→ Problem details:
Reproduce every record exactly as it appears, but not the pictures.

→ Input material:
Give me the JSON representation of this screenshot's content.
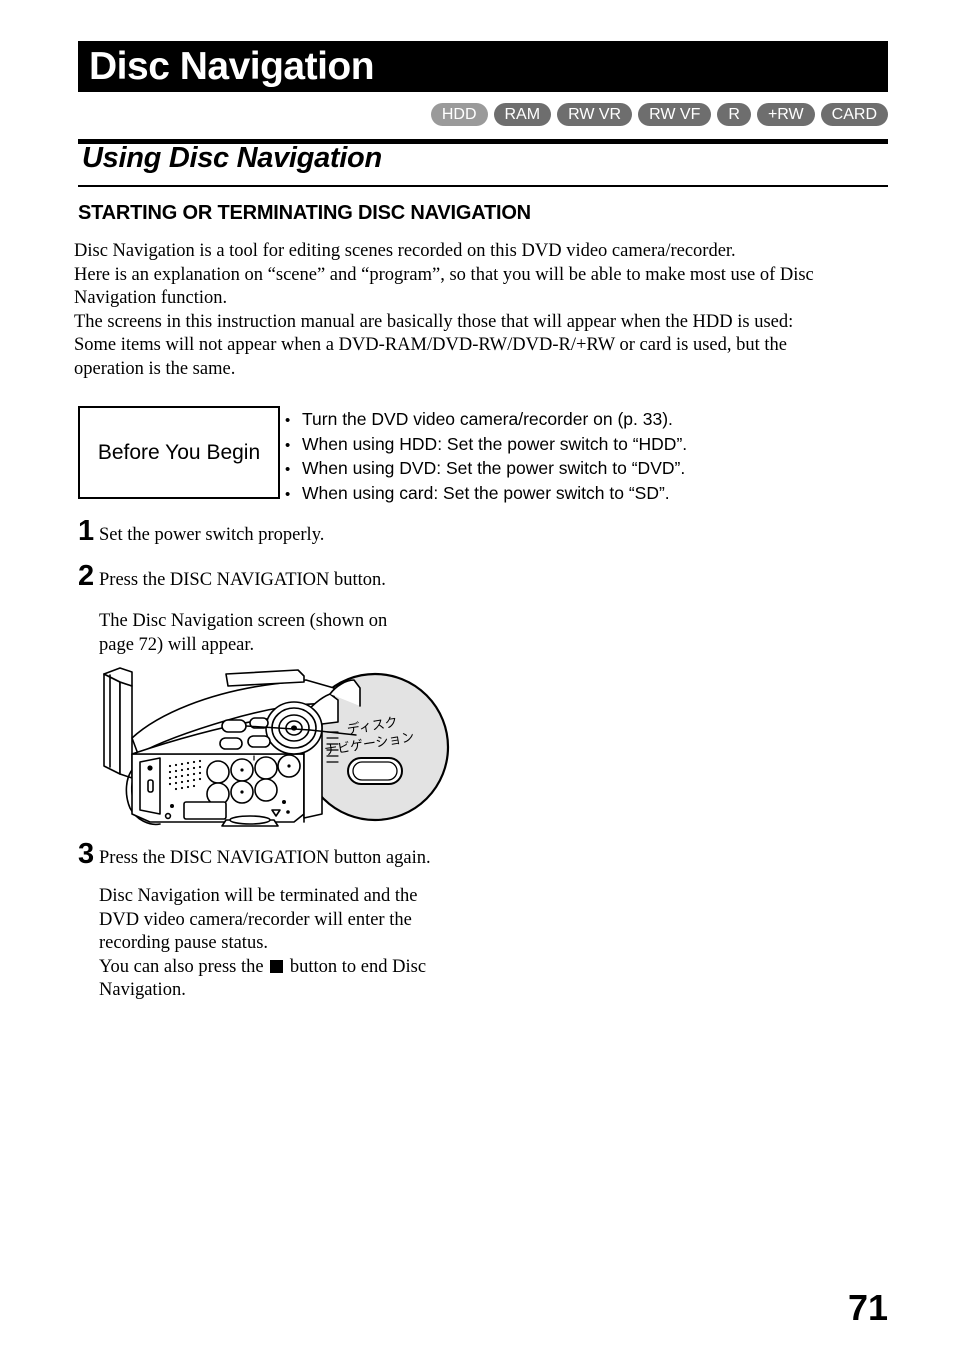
{
  "header": {
    "chapter_title": "Disc Navigation",
    "chapter_title_bg": "#000000",
    "chapter_title_color": "#ffffff"
  },
  "media_badges": [
    {
      "label": "HDD",
      "color": "#9a9a9a",
      "active": true
    },
    {
      "label": "RAM",
      "color": "#6e6e6e",
      "active": false
    },
    {
      "label": "RW VR",
      "color": "#6e6e6e",
      "active": false
    },
    {
      "label": "RW VF",
      "color": "#6e6e6e",
      "active": false
    },
    {
      "label": "R",
      "color": "#6e6e6e",
      "active": false
    },
    {
      "label": "+RW",
      "color": "#6e6e6e",
      "active": false
    },
    {
      "label": "CARD",
      "color": "#6e6e6e",
      "active": false
    }
  ],
  "section": {
    "title": "Using Disc Navigation",
    "subsection_title": "STARTING OR TERMINATING DISC NAVIGATION"
  },
  "intro_lines": [
    "Disc Navigation is a tool for editing scenes recorded on this DVD video camera/recorder.",
    "Here is an explanation on “scene” and “program”, so that you will be able to make most use of Disc",
    "Navigation function.",
    "The screens in this instruction manual are basically those that will appear when the HDD is used:",
    "Some items will not appear when a DVD-RAM/DVD-RW/DVD-R/+RW or card is used, but the",
    "operation is the same."
  ],
  "before_you_begin": {
    "label": "Before You Begin",
    "bullet_char": "•",
    "items": [
      "Turn the DVD video camera/recorder on (p. 33).",
      "When using HDD: Set the power switch to “HDD”.",
      "When using DVD: Set the power switch to “DVD”.",
      "When using card: Set the power switch to “SD”."
    ]
  },
  "steps": [
    {
      "number": "1",
      "text": "Set the power switch properly.",
      "body_lines": []
    },
    {
      "number": "2",
      "text": "Press the DISC NAVIGATION button.",
      "body_lines": [
        "The Disc Navigation screen (shown on",
        "page 72) will appear."
      ]
    },
    {
      "number": "3",
      "text": "Press the DISC NAVIGATION button again.",
      "body_lines": [
        "Disc Navigation will be terminated and the",
        "DVD video camera/recorder will enter the",
        "recording pause status.",
        "You can also press the ■ button to end Disc",
        "Navigation."
      ],
      "body_line_4_pre": "You can also press the ",
      "body_line_4_post": " button to end Disc"
    }
  ],
  "illustration": {
    "caption_jp_line1": "ディスク",
    "caption_jp_line2": "ナビゲーション",
    "callout_fill": "#e3e3e3",
    "body_fill": "#ffffff",
    "outline": "#000000"
  },
  "footer": {
    "page_number": "71"
  }
}
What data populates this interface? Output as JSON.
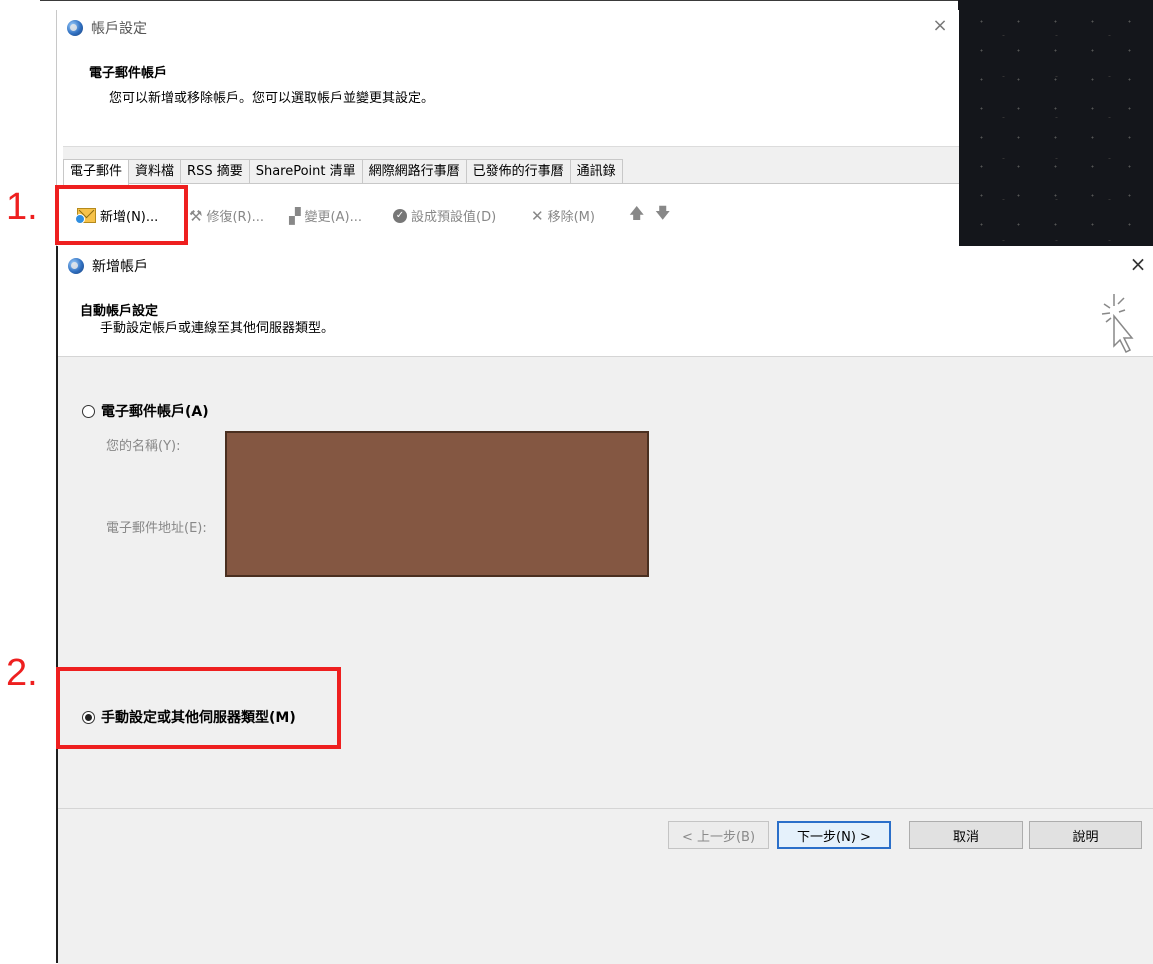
{
  "account_settings": {
    "title": "帳戶設定",
    "close_glyph": "×",
    "heading": "電子郵件帳戶",
    "description": "您可以新增或移除帳戶。您可以選取帳戶並變更其設定。",
    "tabs": [
      {
        "label": "電子郵件",
        "active": true
      },
      {
        "label": "資料檔",
        "active": false
      },
      {
        "label": "RSS 摘要",
        "active": false
      },
      {
        "label": "SharePoint 清單",
        "active": false
      },
      {
        "label": "網際網路行事曆",
        "active": false
      },
      {
        "label": "已發佈的行事曆",
        "active": false
      },
      {
        "label": "通訊錄",
        "active": false
      }
    ],
    "toolbar": {
      "new_label": "新增(N)...",
      "repair_label": "修復(R)...",
      "change_label": "變更(A)...",
      "default_label": "設成預設值(D)",
      "remove_label": "移除(M)",
      "up_glyph": "🡅",
      "down_glyph": "🡇"
    }
  },
  "add_account": {
    "title": "新增帳戶",
    "close_glyph": "×",
    "heading": "自動帳戶設定",
    "description": "手動設定帳戶或連線至其他伺服器類型。",
    "options": {
      "email_account": {
        "label": "電子郵件帳戶(A)",
        "selected": false
      },
      "manual_setup": {
        "label": "手動設定或其他伺服器類型(M)",
        "selected": true
      }
    },
    "fields": {
      "name_label": "您的名稱(Y):",
      "email_label": "電子郵件地址(E):"
    },
    "buttons": {
      "back": "< 上一步(B)",
      "next": "下一步(N) >",
      "cancel": "取消",
      "help": "說明"
    }
  },
  "annotations": {
    "step1": "1.",
    "step2": "2."
  },
  "colors": {
    "annotation_red": "#ee1f1f",
    "redaction": "#845742",
    "dialog_gray": "#f0f0f0"
  }
}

→ Reply:
Give me the JSON representation of this screenshot's content.
{
  "header": {
    "chapter_title": "Disc Navigation",
    "chapter_title_bg": "#000000",
    "chapter_title_color": "#ffffff"
  },
  "media_badges": [
    {
      "label": "HDD",
      "color": "#9a9a9a",
      "active": true
    },
    {
      "label": "RAM",
      "color": "#6e6e6e",
      "active": false
    },
    {
      "label": "RW VR",
      "color": "#6e6e6e",
      "active": false
    },
    {
      "label": "RW VF",
      "color": "#6e6e6e",
      "active": false
    },
    {
      "label": "R",
      "color": "#6e6e6e",
      "active": false
    },
    {
      "label": "+RW",
      "color": "#6e6e6e",
      "active": false
    },
    {
      "label": "CARD",
      "color": "#6e6e6e",
      "active": false
    }
  ],
  "section": {
    "title": "Using Disc Navigation",
    "subsection_title": "STARTING OR TERMINATING DISC NAVIGATION"
  },
  "intro_lines": [
    "Disc Navigation is a tool for editing scenes recorded on this DVD video camera/recorder.",
    "Here is an explanation on “scene” and “program”, so that you will be able to make most use of Disc",
    "Navigation function.",
    "The screens in this instruction manual are basically those that will appear when the HDD is used:",
    "Some items will not appear when a DVD-RAM/DVD-RW/DVD-R/+RW or card is used, but the",
    "operation is the same."
  ],
  "before_you_begin": {
    "label": "Before You Begin",
    "bullet_char": "•",
    "items": [
      "Turn the DVD video camera/recorder on (p. 33).",
      "When using HDD: Set the power switch to “HDD”.",
      "When using DVD: Set the power switch to “DVD”.",
      "When using card: Set the power switch to “SD”."
    ]
  },
  "steps": [
    {
      "number": "1",
      "text": "Set the power switch properly.",
      "body_lines": []
    },
    {
      "number": "2",
      "text": "Press the DISC NAVIGATION button.",
      "body_lines": [
        "The Disc Navigation screen (shown on",
        "page 72) will appear."
      ]
    },
    {
      "number": "3",
      "text": "Press the DISC NAVIGATION button again.",
      "body_lines": [
        "Disc Navigation will be terminated and the",
        "DVD video camera/recorder will enter the",
        "recording pause status.",
        "You can also press the ■ button to end Disc",
        "Navigation."
      ],
      "body_line_4_pre": "You can also press the ",
      "body_line_4_post": " button to end Disc"
    }
  ],
  "illustration": {
    "caption_jp_line1": "ディスク",
    "caption_jp_line2": "ナビゲーション",
    "callout_fill": "#e3e3e3",
    "body_fill": "#ffffff",
    "outline": "#000000"
  },
  "footer": {
    "page_number": "71"
  }
}
What data populates this interface? Output as JSON.
{
  "account_settings": {
    "title": "帳戶設定",
    "close_glyph": "×",
    "heading": "電子郵件帳戶",
    "description": "您可以新增或移除帳戶。您可以選取帳戶並變更其設定。",
    "tabs": [
      {
        "label": "電子郵件",
        "active": true
      },
      {
        "label": "資料檔",
        "active": false
      },
      {
        "label": "RSS 摘要",
        "active": false
      },
      {
        "label": "SharePoint 清單",
        "active": false
      },
      {
        "label": "網際網路行事曆",
        "active": false
      },
      {
        "label": "已發佈的行事曆",
        "active": false
      },
      {
        "label": "通訊錄",
        "active": false
      }
    ],
    "toolbar": {
      "new_label": "新增(N)...",
      "repair_label": "修復(R)...",
      "change_label": "變更(A)...",
      "default_label": "設成預設值(D)",
      "remove_label": "移除(M)",
      "up_glyph": "🡅",
      "down_glyph": "🡇"
    }
  },
  "add_account": {
    "title": "新增帳戶",
    "close_glyph": "×",
    "heading": "自動帳戶設定",
    "description": "手動設定帳戶或連線至其他伺服器類型。",
    "options": {
      "email_account": {
        "label": "電子郵件帳戶(A)",
        "selected": false
      },
      "manual_setup": {
        "label": "手動設定或其他伺服器類型(M)",
        "selected": true
      }
    },
    "fields": {
      "name_label": "您的名稱(Y):",
      "email_label": "電子郵件地址(E):"
    },
    "buttons": {
      "back": "< 上一步(B)",
      "next": "下一步(N) >",
      "cancel": "取消",
      "help": "說明"
    }
  },
  "annotations": {
    "step1": "1.",
    "step2": "2."
  },
  "colors": {
    "annotation_red": "#ee1f1f",
    "redaction": "#845742",
    "dialog_gray": "#f0f0f0"
  }
}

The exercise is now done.